=== To do ===
Copy out every line containing the word "JSON".

=== Material provided ===
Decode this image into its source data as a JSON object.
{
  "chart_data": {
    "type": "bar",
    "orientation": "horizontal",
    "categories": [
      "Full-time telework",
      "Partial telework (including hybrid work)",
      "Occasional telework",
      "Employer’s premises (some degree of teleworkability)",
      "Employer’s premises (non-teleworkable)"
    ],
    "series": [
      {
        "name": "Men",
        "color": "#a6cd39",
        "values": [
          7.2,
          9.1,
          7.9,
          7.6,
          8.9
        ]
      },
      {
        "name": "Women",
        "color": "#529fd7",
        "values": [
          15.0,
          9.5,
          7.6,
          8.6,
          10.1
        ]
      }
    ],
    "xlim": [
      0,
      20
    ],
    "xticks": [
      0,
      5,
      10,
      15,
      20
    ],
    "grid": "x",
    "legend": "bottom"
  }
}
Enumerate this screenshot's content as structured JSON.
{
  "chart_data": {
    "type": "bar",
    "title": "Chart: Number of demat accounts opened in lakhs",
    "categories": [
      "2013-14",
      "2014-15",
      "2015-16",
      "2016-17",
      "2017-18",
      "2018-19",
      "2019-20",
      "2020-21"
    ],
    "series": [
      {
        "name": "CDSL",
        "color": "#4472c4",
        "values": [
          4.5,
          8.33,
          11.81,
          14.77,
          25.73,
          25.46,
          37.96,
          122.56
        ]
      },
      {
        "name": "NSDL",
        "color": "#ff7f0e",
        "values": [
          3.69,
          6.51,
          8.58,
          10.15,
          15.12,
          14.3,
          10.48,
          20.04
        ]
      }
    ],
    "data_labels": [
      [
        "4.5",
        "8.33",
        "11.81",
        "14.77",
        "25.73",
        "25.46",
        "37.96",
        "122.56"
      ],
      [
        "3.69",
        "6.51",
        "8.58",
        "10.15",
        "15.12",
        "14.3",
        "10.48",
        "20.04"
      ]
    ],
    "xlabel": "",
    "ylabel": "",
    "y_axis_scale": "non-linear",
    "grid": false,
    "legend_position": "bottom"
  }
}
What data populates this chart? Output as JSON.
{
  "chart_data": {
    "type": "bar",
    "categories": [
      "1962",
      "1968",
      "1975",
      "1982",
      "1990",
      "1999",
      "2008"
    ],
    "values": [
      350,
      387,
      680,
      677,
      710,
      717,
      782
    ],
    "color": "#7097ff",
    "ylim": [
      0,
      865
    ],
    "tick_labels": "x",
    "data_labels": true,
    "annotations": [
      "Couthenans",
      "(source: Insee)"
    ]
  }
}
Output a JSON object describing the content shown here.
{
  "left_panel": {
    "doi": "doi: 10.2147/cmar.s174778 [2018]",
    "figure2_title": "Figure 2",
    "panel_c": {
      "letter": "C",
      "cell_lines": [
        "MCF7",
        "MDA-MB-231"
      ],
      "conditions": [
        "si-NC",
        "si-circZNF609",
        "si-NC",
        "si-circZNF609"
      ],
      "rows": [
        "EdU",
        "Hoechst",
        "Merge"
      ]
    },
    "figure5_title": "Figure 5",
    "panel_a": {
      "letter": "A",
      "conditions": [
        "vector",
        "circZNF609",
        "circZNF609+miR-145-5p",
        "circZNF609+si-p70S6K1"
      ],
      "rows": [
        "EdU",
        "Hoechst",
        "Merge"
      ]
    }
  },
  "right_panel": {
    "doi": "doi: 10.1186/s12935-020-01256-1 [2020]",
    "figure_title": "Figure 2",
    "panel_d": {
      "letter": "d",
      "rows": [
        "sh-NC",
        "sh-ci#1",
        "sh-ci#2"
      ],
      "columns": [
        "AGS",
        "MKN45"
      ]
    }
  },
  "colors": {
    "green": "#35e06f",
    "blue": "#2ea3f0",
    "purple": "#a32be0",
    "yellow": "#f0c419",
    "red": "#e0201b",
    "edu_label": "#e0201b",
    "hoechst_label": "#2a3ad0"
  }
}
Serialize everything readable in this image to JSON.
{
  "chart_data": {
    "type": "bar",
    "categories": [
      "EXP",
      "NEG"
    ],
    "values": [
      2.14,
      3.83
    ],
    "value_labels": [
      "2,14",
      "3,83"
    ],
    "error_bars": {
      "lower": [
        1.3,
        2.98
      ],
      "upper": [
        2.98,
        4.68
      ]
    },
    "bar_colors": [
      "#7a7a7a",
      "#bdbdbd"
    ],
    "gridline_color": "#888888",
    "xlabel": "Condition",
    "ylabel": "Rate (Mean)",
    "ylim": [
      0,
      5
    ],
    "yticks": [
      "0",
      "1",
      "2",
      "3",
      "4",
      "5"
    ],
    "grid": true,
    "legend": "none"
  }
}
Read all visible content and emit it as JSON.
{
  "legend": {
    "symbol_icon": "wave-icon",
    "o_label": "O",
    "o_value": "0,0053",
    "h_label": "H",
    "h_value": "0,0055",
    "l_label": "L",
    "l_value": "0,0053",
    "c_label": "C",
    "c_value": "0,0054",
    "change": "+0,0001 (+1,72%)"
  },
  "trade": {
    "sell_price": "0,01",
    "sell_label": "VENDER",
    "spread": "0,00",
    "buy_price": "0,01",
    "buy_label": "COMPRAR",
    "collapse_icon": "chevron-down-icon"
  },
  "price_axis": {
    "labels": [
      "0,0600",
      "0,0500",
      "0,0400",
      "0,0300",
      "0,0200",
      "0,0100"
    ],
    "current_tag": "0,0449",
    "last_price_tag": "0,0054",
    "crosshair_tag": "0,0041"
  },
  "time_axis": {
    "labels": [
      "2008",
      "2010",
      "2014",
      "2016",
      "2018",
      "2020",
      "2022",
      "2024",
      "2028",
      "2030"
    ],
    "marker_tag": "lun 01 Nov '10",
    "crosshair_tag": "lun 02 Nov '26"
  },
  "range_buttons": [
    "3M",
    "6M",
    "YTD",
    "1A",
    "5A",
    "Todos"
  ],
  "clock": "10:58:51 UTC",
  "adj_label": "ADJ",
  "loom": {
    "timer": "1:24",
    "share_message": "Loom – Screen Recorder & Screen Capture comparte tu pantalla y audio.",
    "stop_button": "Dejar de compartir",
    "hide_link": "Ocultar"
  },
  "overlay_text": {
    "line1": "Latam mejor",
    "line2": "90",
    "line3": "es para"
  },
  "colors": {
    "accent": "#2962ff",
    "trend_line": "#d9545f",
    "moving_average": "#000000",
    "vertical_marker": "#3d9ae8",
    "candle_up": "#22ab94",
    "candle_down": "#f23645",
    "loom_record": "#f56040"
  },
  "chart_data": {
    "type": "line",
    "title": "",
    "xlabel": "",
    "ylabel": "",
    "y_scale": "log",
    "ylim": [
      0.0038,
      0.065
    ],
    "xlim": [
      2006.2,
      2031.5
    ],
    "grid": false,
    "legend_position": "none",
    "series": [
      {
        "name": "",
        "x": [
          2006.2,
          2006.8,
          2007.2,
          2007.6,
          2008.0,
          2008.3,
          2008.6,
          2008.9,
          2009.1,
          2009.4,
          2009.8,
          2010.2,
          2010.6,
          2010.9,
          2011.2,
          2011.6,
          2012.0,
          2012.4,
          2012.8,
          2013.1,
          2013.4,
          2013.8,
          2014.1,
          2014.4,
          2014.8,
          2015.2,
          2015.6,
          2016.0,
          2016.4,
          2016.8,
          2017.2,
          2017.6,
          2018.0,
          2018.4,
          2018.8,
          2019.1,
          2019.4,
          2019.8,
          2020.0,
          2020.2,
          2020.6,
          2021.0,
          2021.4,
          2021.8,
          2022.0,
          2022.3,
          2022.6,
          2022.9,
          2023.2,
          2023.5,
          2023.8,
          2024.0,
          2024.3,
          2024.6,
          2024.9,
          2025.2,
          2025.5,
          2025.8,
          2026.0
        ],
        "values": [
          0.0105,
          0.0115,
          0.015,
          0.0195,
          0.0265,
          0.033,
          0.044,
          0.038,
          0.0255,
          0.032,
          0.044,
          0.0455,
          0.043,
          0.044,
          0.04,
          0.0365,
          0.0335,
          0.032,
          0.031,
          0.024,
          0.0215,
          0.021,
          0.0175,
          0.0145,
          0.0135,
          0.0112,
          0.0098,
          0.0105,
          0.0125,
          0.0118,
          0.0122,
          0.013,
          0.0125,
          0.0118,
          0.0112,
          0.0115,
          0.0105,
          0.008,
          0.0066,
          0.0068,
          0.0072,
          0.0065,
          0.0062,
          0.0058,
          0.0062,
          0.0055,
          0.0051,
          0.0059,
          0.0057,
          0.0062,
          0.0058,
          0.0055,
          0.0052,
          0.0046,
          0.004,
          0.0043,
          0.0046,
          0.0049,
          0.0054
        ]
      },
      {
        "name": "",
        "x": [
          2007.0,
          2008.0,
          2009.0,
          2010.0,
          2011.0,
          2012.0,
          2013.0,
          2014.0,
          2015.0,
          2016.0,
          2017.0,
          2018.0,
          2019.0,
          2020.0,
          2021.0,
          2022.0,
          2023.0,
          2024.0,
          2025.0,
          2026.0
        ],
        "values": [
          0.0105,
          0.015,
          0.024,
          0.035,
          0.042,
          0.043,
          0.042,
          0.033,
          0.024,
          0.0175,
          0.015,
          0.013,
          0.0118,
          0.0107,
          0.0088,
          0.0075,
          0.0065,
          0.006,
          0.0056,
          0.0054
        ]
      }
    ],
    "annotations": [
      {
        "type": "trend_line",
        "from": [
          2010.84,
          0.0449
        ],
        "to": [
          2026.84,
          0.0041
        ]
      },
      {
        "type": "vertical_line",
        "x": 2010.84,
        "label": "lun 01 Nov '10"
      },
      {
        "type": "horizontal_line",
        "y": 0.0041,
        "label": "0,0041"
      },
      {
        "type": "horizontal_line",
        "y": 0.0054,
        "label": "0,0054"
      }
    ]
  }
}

=== Answer below ===
Decode this image into its source data as a JSON object.
Enumerate this screenshot's content as structured JSON.
What data populates this chart? Output as JSON.
Output a JSON object describing the content shown here.
Serialize everything readable in this image to JSON.
Read all visible content and emit it as JSON.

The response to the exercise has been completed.